● **GIVEN RECORDS**:
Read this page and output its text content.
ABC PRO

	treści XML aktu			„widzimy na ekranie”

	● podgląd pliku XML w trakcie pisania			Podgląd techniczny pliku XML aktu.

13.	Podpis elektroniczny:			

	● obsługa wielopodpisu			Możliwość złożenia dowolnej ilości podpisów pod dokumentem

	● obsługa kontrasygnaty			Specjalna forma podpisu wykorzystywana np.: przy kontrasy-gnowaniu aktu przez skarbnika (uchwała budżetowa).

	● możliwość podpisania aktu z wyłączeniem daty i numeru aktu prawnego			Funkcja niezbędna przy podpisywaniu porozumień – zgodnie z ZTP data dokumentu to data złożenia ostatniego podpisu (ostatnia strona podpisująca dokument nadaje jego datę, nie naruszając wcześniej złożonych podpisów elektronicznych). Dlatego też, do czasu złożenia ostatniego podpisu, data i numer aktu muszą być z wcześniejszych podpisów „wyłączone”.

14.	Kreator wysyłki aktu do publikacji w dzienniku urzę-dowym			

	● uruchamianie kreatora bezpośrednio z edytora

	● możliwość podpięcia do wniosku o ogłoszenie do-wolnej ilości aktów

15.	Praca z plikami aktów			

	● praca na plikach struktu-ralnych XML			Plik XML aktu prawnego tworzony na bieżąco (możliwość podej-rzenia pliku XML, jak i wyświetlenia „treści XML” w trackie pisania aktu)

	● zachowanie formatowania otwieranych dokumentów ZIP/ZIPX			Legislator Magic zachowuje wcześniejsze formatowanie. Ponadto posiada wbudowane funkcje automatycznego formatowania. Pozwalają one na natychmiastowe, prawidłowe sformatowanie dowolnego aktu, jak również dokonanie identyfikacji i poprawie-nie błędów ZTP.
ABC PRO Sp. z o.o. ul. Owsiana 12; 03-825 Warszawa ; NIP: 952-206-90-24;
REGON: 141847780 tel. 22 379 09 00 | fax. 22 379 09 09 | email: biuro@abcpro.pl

● **STATED TASK**:
Each line in the entries above that includes the string "przy" should be extracted.

● **FINISHED EXERCISE**:
	● obsługa kontrasygnaty			Specjalna forma podpisu wykorzystywana np.: przy kontrasy-gnowaniu aktu przez skarbnika (uchwała budżetowa).
	● możliwość podpisania aktu z wyłączeniem daty i numeru aktu prawnego			Funkcja niezbędna przy podpisywaniu porozumień – zgodnie z ZTP data dokumentu to data złożenia ostatniego podpisu (ostatnia strona podpisująca dokument nadaje jego datę, nie naruszając wcześniej złożonych podpisów elektronicznych). Dlatego też, do czasu złożenia ostatniego podpisu, data i numer aktu muszą być z wcześniejszych podpisów „wyłączone”.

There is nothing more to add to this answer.